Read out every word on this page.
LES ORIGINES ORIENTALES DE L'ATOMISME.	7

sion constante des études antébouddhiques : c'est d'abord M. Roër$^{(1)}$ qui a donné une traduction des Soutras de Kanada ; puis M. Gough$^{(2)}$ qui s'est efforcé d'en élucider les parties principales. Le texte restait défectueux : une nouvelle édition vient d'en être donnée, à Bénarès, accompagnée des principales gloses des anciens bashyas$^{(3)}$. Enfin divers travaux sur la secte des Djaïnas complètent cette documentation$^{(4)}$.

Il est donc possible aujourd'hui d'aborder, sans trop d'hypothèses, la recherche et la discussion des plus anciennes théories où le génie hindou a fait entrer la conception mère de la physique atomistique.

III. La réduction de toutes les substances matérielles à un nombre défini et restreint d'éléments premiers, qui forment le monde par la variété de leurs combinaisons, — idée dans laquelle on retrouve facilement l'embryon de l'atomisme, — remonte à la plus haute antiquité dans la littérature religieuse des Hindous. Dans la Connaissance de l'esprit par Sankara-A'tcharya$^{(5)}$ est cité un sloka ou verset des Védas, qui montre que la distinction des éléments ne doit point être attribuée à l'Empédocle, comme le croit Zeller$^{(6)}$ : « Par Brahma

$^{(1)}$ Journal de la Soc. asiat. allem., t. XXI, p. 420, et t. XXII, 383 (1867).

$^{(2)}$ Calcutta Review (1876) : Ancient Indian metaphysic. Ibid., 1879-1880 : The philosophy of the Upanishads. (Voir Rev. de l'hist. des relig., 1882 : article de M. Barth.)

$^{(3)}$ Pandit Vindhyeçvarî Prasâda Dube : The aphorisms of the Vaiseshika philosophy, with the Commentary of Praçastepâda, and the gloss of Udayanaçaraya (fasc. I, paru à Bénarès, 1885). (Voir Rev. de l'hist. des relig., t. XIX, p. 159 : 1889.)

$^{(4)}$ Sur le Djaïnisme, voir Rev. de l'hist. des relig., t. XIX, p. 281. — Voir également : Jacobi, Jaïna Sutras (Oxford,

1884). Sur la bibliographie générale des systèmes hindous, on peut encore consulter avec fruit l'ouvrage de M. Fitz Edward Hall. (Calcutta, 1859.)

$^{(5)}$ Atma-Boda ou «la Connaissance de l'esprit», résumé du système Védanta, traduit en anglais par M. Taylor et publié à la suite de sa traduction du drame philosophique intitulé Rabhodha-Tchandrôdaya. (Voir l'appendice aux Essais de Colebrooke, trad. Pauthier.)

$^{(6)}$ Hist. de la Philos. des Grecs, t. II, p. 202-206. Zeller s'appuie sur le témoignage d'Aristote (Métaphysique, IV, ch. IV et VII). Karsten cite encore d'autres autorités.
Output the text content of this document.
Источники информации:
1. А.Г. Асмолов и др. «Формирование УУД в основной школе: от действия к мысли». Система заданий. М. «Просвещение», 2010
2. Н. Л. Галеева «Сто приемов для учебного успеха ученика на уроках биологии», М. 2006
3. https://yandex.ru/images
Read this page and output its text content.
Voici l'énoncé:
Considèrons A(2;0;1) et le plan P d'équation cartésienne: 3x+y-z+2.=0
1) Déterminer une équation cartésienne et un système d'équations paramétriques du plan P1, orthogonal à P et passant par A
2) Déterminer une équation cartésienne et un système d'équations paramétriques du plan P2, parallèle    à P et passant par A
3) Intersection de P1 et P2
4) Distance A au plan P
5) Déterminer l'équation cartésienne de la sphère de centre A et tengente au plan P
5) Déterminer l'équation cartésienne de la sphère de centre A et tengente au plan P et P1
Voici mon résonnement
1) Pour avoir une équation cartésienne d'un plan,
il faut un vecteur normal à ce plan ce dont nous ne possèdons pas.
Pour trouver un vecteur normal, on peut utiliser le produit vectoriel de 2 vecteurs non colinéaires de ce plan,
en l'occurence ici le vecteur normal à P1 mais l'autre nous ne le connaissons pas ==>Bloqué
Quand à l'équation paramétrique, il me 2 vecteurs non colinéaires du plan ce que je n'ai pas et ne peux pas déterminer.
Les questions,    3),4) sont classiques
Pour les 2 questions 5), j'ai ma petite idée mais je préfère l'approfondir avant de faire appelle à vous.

+++

▶ _EXERCISE DIRECTIONS_: Pull out all lines in the data above that include "sphère".

▶ _SOLUTION FOR THIS EXERCISE_:
5) Déterminer l'équation cartésienne de la sphère de centre A et tengente au plan P
5) Déterminer l'équation cartésienne de la sphère de centre A et tengente au plan P et P1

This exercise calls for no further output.